- Stated goal -
Tally the lines that include "JSON". Output the number only.

* BEGIN Data shown *

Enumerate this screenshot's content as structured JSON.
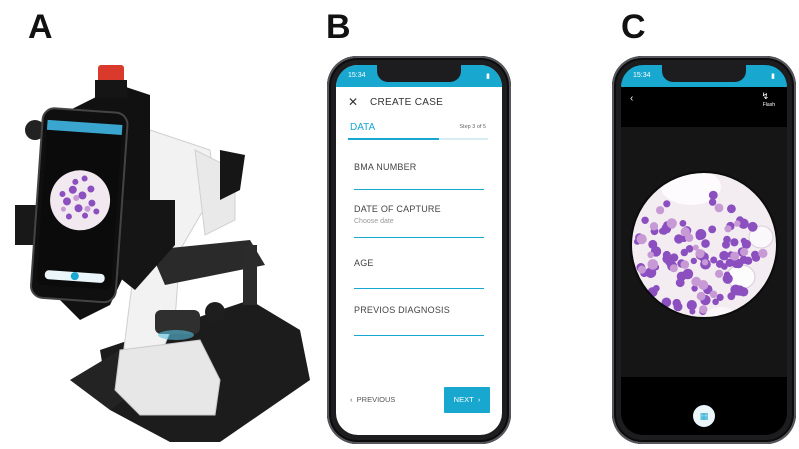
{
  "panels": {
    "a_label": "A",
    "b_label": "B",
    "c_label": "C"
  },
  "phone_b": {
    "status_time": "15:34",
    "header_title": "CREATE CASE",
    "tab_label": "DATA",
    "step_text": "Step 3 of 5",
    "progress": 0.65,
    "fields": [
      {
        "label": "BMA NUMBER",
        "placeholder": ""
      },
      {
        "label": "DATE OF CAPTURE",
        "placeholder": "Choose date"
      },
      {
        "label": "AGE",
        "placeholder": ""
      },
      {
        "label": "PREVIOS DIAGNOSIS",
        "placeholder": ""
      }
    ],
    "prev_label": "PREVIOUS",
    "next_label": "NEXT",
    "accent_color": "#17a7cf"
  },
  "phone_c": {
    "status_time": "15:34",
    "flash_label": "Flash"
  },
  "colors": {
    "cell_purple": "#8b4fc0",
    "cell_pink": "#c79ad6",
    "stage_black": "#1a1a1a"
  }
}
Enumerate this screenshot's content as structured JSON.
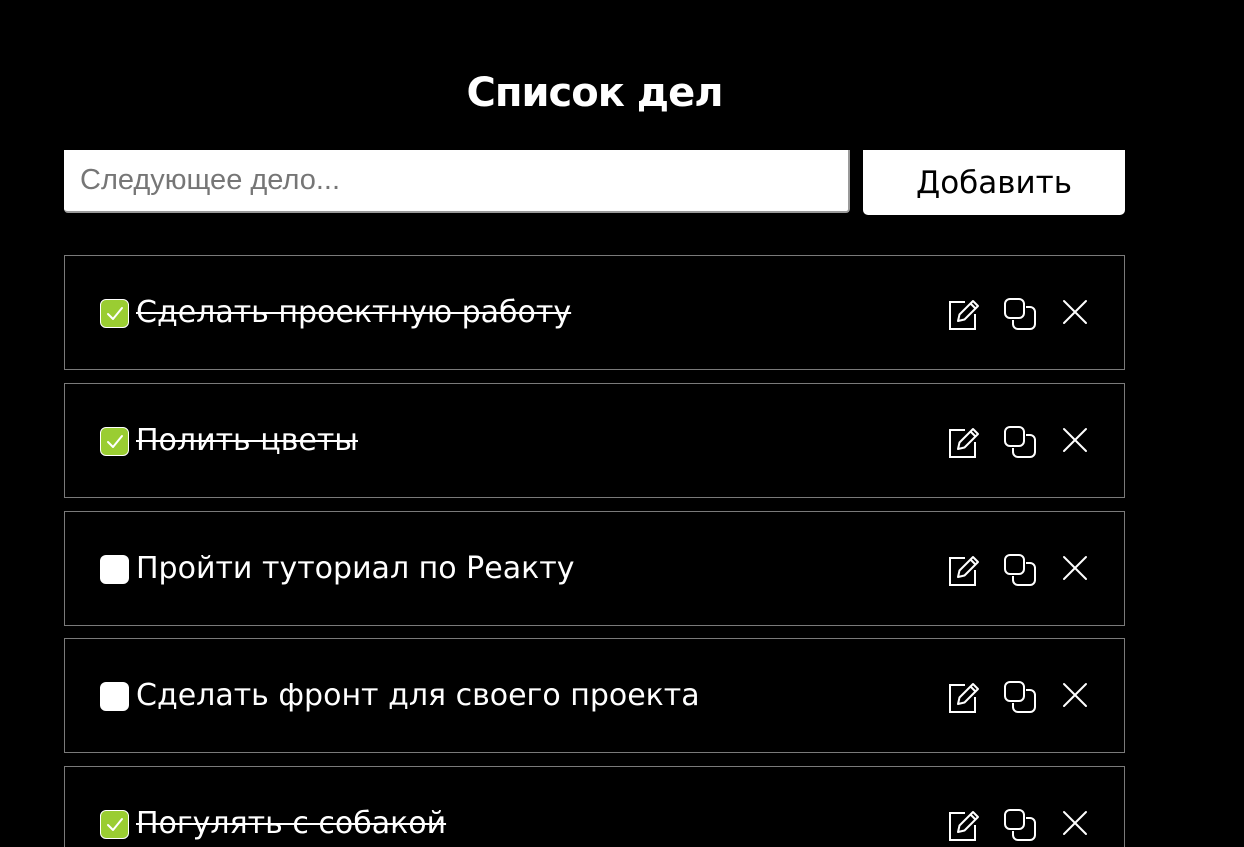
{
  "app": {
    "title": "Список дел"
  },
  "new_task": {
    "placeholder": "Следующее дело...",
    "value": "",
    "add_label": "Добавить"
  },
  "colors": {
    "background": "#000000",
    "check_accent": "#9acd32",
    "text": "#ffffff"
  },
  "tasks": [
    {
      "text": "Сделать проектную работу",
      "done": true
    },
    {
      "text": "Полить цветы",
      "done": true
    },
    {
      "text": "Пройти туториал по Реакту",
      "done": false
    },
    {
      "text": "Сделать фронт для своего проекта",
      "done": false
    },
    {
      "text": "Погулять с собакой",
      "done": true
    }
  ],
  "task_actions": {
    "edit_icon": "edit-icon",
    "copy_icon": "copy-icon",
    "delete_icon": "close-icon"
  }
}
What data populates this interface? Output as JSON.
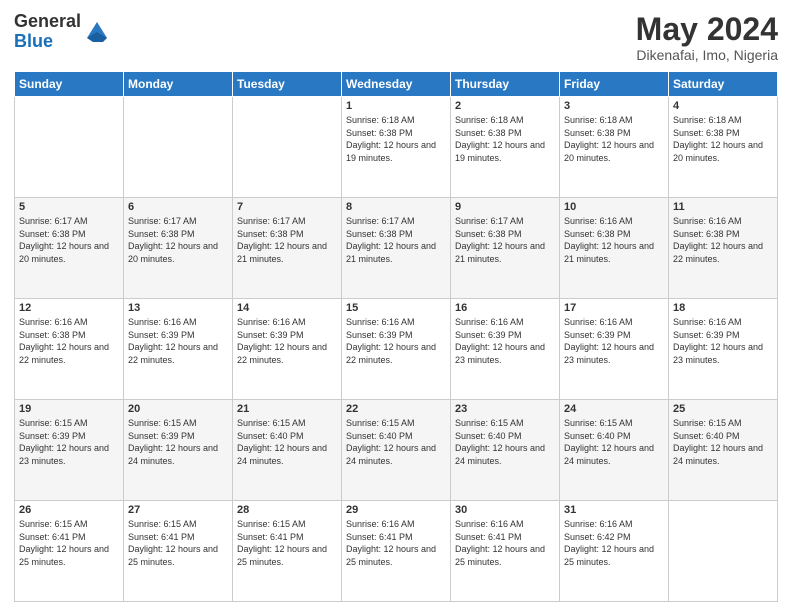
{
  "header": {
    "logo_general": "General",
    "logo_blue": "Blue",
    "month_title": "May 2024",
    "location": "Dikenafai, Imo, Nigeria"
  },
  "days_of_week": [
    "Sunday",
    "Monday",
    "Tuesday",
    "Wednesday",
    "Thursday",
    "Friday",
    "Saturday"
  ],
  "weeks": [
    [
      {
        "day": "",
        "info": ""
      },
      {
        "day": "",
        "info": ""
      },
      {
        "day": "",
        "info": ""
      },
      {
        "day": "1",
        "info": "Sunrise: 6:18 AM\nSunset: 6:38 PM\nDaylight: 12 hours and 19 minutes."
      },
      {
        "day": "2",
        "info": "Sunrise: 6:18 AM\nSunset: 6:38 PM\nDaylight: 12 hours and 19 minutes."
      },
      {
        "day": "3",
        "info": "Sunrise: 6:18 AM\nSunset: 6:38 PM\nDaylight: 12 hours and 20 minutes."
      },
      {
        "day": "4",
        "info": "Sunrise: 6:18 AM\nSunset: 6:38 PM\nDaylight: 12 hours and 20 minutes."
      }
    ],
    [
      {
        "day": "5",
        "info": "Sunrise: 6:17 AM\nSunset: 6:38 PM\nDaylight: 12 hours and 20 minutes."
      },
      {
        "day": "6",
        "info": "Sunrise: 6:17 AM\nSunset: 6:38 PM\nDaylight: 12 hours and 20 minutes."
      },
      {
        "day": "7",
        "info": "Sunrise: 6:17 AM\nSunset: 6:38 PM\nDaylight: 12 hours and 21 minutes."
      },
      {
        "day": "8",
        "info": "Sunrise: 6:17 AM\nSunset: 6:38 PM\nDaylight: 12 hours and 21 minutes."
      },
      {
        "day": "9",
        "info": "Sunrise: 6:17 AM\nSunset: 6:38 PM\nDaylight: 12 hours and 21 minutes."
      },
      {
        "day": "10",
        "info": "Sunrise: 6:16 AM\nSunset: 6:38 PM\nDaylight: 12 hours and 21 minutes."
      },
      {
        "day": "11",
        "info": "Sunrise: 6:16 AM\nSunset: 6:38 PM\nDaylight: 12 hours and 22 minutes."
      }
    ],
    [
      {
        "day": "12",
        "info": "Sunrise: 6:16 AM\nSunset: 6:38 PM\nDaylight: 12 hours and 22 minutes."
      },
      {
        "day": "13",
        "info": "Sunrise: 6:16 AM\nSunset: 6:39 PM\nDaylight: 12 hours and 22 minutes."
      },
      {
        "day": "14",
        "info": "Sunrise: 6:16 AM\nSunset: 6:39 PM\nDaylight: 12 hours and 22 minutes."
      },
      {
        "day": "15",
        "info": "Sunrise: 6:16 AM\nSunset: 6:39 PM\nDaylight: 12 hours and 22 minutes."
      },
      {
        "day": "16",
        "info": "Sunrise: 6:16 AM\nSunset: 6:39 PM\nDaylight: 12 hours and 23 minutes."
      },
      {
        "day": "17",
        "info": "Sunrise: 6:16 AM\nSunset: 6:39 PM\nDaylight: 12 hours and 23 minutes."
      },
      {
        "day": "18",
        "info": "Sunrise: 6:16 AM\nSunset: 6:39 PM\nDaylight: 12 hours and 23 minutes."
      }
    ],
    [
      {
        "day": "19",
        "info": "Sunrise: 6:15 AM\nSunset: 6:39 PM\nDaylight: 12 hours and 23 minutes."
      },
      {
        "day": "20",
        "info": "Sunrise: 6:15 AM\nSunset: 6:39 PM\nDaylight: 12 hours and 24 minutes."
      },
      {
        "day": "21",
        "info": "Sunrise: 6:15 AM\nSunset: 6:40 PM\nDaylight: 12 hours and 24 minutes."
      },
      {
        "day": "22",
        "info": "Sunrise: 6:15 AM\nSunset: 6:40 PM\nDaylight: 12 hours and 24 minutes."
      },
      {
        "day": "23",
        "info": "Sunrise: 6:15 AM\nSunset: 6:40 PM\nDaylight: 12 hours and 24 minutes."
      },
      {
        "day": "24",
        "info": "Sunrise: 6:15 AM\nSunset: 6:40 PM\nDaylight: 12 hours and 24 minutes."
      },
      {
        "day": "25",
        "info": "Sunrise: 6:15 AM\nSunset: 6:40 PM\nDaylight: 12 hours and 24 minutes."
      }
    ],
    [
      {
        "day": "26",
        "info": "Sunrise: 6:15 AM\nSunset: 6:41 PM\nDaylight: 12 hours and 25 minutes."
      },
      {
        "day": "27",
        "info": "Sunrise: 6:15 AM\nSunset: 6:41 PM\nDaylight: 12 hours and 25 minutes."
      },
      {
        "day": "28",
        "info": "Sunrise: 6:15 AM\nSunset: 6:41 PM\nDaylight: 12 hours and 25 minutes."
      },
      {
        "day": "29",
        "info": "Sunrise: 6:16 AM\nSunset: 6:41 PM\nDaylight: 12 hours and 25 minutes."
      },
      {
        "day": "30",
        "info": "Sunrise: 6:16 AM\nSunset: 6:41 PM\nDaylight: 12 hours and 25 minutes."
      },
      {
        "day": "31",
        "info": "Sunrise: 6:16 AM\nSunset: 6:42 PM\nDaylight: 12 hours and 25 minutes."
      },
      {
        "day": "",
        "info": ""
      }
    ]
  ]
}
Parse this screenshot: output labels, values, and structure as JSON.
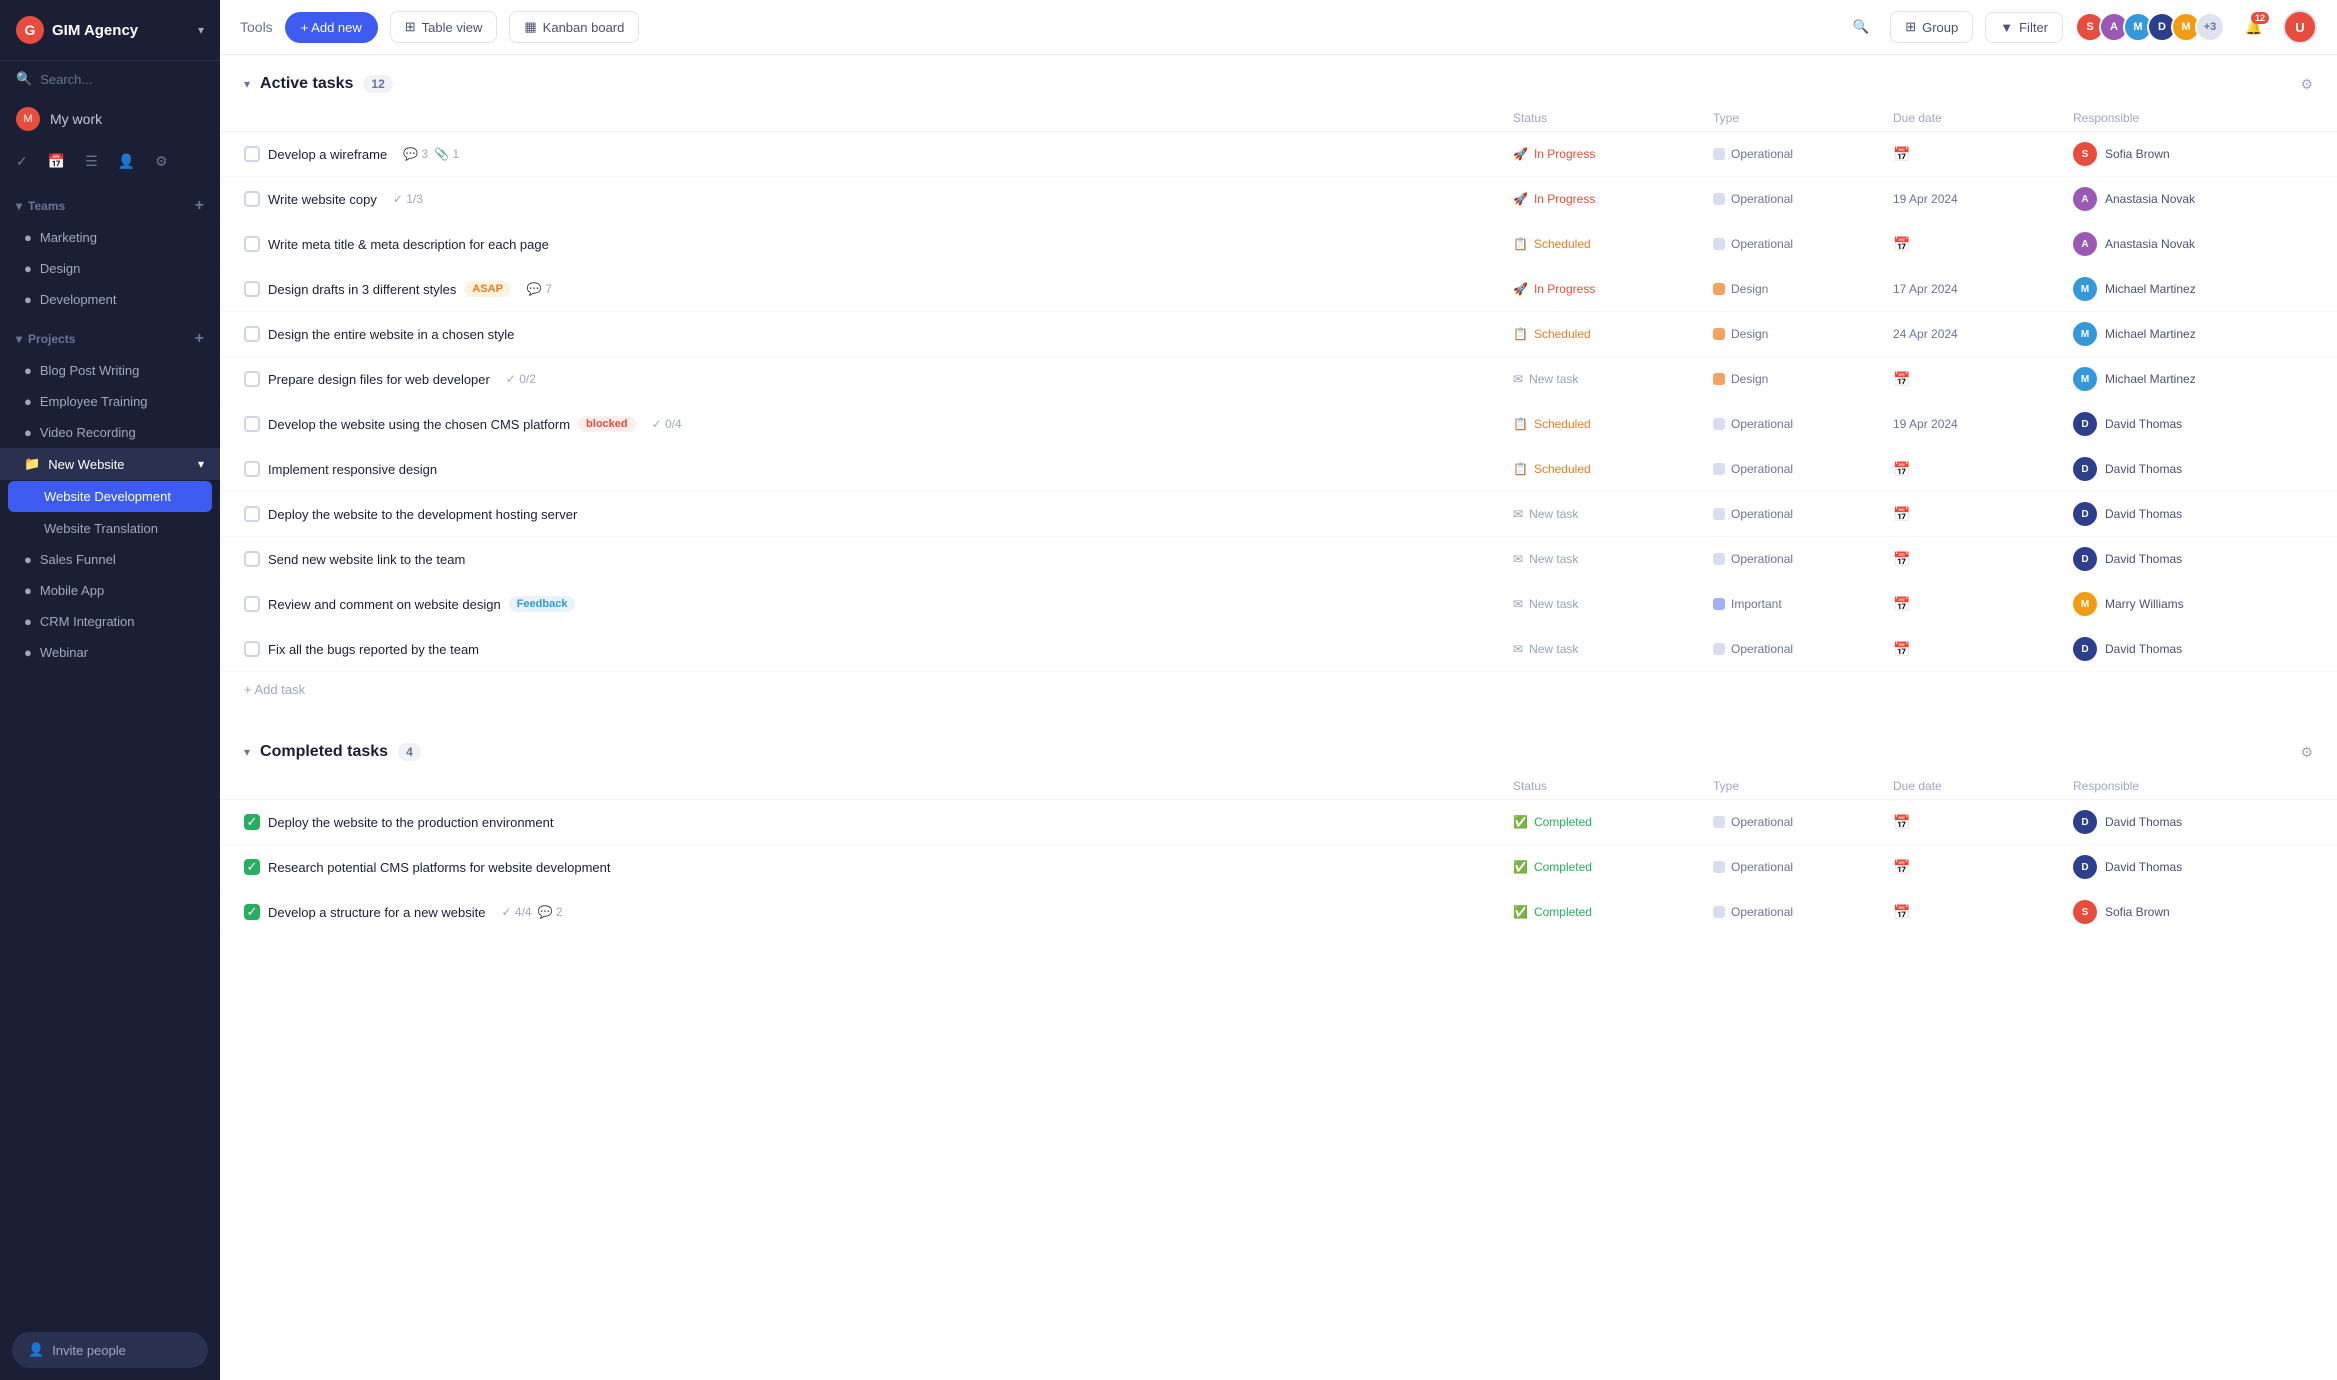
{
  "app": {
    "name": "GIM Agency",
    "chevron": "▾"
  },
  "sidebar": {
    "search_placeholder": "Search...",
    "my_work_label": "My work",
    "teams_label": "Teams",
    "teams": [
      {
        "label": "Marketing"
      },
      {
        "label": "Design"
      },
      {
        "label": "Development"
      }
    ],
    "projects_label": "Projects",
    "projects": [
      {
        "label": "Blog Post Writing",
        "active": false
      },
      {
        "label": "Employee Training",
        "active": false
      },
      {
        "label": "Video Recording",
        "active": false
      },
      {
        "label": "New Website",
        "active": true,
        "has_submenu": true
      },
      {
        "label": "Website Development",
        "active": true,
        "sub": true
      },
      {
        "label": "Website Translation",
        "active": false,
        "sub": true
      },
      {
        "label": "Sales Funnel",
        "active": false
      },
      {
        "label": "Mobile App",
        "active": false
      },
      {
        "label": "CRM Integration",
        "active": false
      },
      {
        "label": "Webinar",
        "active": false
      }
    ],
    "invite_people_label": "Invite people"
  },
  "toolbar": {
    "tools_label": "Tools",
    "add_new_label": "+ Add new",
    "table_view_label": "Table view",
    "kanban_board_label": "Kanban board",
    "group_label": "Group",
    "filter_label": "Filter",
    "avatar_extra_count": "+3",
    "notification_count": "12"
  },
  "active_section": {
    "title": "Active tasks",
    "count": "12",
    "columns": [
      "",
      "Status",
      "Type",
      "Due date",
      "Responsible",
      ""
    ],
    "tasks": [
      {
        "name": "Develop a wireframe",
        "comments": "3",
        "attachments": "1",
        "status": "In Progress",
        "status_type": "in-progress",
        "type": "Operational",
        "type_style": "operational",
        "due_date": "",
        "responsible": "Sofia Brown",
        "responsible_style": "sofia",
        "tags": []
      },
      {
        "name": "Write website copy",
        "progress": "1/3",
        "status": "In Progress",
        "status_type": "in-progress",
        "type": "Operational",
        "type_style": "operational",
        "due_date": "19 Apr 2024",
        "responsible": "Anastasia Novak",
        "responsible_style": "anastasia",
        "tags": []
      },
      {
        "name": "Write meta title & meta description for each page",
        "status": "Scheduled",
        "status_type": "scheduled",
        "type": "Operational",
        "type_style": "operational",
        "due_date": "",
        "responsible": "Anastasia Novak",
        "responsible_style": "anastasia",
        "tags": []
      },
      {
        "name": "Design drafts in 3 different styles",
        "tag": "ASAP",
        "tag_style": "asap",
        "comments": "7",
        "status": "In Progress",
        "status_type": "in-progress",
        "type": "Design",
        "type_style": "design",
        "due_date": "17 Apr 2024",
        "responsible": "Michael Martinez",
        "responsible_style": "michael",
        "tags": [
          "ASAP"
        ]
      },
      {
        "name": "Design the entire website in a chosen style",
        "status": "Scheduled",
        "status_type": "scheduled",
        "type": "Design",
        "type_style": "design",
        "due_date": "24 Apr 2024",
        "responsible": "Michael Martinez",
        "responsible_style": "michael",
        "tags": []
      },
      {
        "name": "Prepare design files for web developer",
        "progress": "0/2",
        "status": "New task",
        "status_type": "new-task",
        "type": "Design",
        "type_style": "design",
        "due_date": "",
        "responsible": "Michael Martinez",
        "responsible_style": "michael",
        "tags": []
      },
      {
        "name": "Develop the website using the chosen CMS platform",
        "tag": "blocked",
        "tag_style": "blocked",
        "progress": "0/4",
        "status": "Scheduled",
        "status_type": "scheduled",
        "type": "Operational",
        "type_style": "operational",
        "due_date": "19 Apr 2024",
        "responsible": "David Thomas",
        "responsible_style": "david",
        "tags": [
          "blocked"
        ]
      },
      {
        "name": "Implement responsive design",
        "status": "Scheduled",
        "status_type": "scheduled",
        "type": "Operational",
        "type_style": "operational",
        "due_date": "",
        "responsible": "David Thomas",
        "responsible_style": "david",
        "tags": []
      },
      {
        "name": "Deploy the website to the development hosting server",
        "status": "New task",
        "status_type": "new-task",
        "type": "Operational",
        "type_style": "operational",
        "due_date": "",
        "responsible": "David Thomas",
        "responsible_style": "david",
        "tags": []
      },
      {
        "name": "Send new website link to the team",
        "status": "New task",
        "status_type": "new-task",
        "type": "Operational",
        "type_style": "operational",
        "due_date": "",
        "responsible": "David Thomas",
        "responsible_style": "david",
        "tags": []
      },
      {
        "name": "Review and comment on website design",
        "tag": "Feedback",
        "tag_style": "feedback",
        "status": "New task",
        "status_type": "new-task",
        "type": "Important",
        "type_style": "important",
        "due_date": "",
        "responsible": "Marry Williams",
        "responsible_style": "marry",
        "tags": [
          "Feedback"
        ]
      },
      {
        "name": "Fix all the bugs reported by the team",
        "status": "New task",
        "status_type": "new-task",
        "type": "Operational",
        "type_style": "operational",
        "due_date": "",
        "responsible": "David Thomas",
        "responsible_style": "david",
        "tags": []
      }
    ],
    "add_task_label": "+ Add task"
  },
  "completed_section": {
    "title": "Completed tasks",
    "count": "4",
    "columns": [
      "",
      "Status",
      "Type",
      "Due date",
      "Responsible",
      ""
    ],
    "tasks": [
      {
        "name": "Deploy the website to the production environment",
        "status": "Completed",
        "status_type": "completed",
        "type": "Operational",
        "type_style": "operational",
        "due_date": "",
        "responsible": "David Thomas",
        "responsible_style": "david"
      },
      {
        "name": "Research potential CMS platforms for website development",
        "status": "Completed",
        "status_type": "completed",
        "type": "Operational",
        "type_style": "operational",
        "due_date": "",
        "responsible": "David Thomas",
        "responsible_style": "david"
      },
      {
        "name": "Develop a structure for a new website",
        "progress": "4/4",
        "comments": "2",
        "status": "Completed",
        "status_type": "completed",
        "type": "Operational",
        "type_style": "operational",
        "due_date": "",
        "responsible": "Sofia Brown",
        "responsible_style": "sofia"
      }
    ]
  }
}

* END Data shown *

- Answer in full -
4